> EXERCISE DESCRIPTION
Search the data below for the string "ylabel". Extract every line that contains it.

> ITEMS

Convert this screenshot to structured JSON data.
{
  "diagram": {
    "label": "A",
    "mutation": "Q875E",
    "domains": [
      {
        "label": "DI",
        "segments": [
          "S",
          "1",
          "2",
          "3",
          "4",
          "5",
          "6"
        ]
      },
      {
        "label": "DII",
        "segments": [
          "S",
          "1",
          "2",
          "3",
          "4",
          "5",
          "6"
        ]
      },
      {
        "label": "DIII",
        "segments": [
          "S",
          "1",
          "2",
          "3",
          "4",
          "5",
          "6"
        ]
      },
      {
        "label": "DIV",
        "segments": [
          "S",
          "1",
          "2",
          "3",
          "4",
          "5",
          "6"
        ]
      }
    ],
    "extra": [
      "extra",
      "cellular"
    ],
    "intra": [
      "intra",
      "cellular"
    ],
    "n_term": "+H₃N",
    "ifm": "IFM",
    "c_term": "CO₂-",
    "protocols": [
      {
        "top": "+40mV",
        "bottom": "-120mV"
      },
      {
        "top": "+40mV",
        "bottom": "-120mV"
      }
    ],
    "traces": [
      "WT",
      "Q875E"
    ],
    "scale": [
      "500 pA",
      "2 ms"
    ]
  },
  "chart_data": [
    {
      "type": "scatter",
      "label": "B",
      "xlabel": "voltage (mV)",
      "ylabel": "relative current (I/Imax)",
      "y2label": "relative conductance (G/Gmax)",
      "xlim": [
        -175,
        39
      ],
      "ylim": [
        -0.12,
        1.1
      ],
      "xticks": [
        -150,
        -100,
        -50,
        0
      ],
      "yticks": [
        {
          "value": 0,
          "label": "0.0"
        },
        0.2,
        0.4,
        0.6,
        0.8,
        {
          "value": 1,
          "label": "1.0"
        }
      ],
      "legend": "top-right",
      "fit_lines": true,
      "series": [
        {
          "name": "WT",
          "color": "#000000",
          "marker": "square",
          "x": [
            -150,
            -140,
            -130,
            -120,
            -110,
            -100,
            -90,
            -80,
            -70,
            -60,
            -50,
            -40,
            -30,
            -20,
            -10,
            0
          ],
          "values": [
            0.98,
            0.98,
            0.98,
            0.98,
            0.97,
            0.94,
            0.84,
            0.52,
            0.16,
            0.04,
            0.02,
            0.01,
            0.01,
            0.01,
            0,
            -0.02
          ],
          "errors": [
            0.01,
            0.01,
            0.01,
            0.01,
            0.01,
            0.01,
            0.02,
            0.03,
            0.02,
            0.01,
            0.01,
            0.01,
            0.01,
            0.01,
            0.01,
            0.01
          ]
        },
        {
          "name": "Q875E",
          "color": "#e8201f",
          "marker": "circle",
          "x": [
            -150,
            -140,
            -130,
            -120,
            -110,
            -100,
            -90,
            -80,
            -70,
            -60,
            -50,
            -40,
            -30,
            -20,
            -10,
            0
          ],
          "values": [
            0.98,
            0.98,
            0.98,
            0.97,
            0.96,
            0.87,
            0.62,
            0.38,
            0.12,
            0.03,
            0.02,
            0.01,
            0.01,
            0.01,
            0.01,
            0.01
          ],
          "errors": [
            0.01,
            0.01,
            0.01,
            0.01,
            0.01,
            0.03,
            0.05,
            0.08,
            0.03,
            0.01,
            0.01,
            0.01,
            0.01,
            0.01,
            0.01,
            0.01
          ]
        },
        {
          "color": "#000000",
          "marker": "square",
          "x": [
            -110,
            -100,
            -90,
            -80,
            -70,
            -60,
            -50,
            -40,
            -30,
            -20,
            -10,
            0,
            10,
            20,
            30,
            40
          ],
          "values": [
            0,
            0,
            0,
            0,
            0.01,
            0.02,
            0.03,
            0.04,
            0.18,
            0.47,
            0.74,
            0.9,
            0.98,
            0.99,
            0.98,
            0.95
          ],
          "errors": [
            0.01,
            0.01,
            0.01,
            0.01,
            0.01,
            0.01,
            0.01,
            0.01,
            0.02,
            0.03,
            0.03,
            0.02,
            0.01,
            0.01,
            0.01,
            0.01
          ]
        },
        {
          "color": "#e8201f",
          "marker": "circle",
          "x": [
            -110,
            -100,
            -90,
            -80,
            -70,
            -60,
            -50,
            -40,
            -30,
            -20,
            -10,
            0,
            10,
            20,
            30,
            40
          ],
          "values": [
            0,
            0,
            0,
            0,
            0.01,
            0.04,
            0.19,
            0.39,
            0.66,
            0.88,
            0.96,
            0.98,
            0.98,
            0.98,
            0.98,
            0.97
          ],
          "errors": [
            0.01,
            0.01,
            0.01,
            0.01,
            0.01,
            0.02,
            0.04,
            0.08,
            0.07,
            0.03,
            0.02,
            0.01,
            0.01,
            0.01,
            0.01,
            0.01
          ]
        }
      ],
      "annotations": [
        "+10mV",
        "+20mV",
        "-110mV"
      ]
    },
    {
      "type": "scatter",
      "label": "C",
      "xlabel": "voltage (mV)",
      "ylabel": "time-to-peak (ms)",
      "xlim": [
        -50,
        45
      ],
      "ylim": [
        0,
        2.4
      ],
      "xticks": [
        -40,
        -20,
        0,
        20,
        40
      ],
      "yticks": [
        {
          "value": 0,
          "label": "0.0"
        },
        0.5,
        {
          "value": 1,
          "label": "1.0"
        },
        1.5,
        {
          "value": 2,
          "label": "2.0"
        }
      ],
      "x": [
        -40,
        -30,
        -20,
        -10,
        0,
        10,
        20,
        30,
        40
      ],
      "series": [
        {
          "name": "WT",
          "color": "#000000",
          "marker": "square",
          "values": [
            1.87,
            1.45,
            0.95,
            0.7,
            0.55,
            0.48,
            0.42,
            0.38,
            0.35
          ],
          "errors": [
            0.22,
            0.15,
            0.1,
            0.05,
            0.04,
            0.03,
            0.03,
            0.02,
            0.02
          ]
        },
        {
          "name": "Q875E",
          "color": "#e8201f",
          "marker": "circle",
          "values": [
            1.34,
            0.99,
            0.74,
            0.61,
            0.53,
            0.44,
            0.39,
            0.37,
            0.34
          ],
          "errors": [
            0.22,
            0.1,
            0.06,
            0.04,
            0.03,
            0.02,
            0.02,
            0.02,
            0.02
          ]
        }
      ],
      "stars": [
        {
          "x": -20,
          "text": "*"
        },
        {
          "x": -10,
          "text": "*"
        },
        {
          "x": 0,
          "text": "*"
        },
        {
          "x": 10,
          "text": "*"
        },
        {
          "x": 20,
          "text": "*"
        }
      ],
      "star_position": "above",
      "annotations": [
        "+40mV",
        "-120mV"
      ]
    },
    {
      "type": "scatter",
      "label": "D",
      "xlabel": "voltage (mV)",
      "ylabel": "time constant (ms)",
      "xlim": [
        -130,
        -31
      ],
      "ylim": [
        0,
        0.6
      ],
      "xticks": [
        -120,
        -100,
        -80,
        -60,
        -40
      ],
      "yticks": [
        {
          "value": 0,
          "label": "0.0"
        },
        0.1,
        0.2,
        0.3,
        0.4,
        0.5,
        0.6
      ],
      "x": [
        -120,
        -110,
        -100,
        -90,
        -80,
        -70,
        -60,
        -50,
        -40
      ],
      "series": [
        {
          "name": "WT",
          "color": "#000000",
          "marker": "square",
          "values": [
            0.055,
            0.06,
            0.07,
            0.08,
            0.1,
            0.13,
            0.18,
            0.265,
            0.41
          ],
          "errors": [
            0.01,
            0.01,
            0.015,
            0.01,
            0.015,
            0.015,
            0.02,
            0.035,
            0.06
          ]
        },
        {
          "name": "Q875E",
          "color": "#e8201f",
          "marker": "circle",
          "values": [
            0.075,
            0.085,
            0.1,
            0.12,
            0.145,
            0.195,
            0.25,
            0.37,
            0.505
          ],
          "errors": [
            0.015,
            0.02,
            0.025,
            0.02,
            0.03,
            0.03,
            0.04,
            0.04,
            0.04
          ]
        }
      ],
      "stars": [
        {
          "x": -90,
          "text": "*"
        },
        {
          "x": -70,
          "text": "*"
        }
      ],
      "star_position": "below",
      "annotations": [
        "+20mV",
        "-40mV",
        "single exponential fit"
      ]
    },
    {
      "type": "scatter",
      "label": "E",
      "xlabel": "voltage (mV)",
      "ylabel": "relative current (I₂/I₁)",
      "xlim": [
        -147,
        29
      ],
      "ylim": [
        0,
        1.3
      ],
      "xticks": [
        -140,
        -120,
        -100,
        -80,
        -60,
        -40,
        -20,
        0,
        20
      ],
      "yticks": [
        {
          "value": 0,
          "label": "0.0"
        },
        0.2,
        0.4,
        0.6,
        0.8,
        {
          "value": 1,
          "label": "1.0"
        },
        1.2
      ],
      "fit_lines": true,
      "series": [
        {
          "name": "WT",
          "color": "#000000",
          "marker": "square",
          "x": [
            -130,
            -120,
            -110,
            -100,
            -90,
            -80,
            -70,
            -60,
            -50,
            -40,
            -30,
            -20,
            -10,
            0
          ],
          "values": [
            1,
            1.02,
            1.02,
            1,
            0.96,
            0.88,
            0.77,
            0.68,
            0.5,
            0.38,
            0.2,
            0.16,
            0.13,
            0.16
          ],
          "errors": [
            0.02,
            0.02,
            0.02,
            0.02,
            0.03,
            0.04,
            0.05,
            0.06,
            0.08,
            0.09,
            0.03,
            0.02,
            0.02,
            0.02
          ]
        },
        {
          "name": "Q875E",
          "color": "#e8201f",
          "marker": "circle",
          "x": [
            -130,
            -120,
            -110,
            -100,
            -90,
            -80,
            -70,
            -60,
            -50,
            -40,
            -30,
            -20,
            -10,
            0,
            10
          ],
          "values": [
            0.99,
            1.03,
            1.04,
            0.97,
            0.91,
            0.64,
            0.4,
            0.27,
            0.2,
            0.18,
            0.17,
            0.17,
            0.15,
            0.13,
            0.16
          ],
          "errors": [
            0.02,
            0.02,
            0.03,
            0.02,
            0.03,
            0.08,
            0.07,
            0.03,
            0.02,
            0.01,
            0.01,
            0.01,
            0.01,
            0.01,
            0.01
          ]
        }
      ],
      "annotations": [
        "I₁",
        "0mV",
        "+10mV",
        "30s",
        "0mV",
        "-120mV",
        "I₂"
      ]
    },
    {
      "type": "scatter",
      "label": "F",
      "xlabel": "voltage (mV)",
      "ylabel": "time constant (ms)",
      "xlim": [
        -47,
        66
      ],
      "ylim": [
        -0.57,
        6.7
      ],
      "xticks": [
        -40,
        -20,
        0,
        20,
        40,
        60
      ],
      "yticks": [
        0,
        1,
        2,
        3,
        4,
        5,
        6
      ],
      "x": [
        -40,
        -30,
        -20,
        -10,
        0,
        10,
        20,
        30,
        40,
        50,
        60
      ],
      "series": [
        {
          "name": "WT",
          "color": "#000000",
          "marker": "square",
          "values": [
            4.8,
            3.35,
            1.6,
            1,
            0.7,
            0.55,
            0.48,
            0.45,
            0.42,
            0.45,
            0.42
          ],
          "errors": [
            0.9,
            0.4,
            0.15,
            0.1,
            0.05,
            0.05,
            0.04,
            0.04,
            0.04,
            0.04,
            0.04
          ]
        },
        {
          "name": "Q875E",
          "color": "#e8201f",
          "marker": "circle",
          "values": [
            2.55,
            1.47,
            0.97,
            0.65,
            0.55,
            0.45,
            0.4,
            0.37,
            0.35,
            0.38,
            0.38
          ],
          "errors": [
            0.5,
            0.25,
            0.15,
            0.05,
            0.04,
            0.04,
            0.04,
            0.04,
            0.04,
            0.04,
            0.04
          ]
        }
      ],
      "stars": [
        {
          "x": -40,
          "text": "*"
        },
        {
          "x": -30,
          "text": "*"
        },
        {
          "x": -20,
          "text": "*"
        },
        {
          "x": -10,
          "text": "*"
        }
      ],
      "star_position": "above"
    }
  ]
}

> TASK OUTPUT
      "ylabel": "relative current (I/Imax)",
      "ylabel": "time-to-peak (ms)",
      "ylabel": "time constant (ms)",
      "ylabel": "relative current (I₂/I₁)",
      "ylabel": "time constant (ms)",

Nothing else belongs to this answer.